The input:

::::::

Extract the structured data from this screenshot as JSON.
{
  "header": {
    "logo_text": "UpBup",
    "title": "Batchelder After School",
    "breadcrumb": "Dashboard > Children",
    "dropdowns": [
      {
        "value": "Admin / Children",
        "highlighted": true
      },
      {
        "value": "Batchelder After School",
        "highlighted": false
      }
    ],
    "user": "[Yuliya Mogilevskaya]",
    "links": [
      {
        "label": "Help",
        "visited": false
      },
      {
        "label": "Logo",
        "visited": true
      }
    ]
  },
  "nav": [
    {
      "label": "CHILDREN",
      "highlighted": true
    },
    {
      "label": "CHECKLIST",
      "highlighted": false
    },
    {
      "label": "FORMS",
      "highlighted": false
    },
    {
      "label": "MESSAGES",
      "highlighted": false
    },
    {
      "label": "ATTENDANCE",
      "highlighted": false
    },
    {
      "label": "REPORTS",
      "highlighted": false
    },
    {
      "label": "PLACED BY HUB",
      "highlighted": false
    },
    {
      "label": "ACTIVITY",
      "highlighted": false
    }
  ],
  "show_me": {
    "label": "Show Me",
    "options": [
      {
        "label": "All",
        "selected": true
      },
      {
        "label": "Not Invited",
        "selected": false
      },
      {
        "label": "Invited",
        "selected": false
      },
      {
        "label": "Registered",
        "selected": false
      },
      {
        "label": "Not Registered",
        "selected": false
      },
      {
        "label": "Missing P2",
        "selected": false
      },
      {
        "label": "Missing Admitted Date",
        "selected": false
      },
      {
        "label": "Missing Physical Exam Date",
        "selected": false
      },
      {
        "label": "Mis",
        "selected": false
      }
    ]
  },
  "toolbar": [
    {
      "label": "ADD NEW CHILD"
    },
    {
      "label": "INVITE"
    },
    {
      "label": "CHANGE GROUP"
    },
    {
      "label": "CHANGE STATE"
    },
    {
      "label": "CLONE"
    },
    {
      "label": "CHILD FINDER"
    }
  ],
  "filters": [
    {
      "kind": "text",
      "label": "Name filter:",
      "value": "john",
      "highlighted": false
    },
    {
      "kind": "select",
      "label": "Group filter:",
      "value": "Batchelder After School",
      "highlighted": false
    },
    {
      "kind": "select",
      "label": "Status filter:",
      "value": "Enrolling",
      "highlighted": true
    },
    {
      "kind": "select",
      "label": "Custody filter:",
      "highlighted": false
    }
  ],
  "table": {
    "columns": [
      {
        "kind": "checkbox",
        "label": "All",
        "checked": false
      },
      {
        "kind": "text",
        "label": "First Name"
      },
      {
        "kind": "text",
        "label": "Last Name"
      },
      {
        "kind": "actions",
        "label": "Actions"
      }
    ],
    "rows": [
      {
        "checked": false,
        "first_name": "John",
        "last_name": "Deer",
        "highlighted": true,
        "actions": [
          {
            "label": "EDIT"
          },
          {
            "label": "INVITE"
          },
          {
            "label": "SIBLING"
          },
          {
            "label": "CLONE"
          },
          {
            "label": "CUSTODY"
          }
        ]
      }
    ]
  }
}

::::::

Objective:
Repeat all entries. Match them exactly.

Problem solution:
Extract the structured data from this screenshot as JSON.
{
  "header": {
    "logo_text": "UpBup",
    "title": "Batchelder After School",
    "breadcrumb": "Dashboard > Children",
    "dropdowns": [
      {
        "value": "Admin / Children",
        "highlighted": true
      },
      {
        "value": "Batchelder After School",
        "highlighted": false
      }
    ],
    "user": "[Yuliya Mogilevskaya]",
    "links": [
      {
        "label": "Help",
        "visited": false
      },
      {
        "label": "Logo",
        "visited": true
      }
    ]
  },
  "nav": [
    {
      "label": "CHILDREN",
      "highlighted": true
    },
    {
      "label": "CHECKLIST",
      "highlighted": false
    },
    {
      "label": "FORMS",
      "highlighted": false
    },
    {
      "label": "MESSAGES",
      "highlighted": false
    },
    {
      "label": "ATTENDANCE",
      "highlighted": false
    },
    {
      "label": "REPORTS",
      "highlighted": false
    },
    {
      "label": "PLACED BY HUB",
      "highlighted": false
    },
    {
      "label": "ACTIVITY",
      "highlighted": false
    }
  ],
  "show_me": {
    "label": "Show Me",
    "options": [
      {
        "label": "All",
        "selected": true
      },
      {
        "label": "Not Invited",
        "selected": false
      },
      {
        "label": "Invited",
        "selected": false
      },
      {
        "label": "Registered",
        "selected": false
      },
      {
        "label": "Not Registered",
        "selected": false
      },
      {
        "label": "Missing P2",
        "selected": false
      },
      {
        "label": "Missing Admitted Date",
        "selected": false
      },
      {
        "label": "Missing Physical Exam Date",
        "selected": false
      },
      {
        "label": "Mis",
        "selected": false
      }
    ]
  },
  "toolbar": [
    {
      "label": "ADD NEW CHILD"
    },
    {
      "label": "INVITE"
    },
    {
      "label": "CHANGE GROUP"
    },
    {
      "label": "CHANGE STATE"
    },
    {
      "label": "CLONE"
    },
    {
      "label": "CHILD FINDER"
    }
  ],
  "filters": [
    {
      "kind": "text",
      "label": "Name filter:",
      "value": "john",
      "highlighted": false
    },
    {
      "kind": "select",
      "label": "Group filter:",
      "value": "Batchelder After School",
      "highlighted": false
    },
    {
      "kind": "select",
      "label": "Status filter:",
      "value": "Enrolling",
      "highlighted": true
    },
    {
      "kind": "select",
      "label": "Custody filter:",
      "highlighted": false
    }
  ],
  "table": {
    "columns": [
      {
        "kind": "checkbox",
        "label": "All",
        "checked": false
      },
      {
        "kind": "text",
        "label": "First Name"
      },
      {
        "kind": "text",
        "label": "Last Name"
      },
      {
        "kind": "actions",
        "label": "Actions"
      }
    ],
    "rows": [
      {
        "checked": false,
        "first_name": "John",
        "last_name": "Deer",
        "highlighted": true,
        "actions": [
          {
            "label": "EDIT"
          },
          {
            "label": "INVITE"
          },
          {
            "label": "SIBLING"
          },
          {
            "label": "CLONE"
          },
          {
            "label": "CUSTODY"
          }
        ]
      }
    ]
  }
}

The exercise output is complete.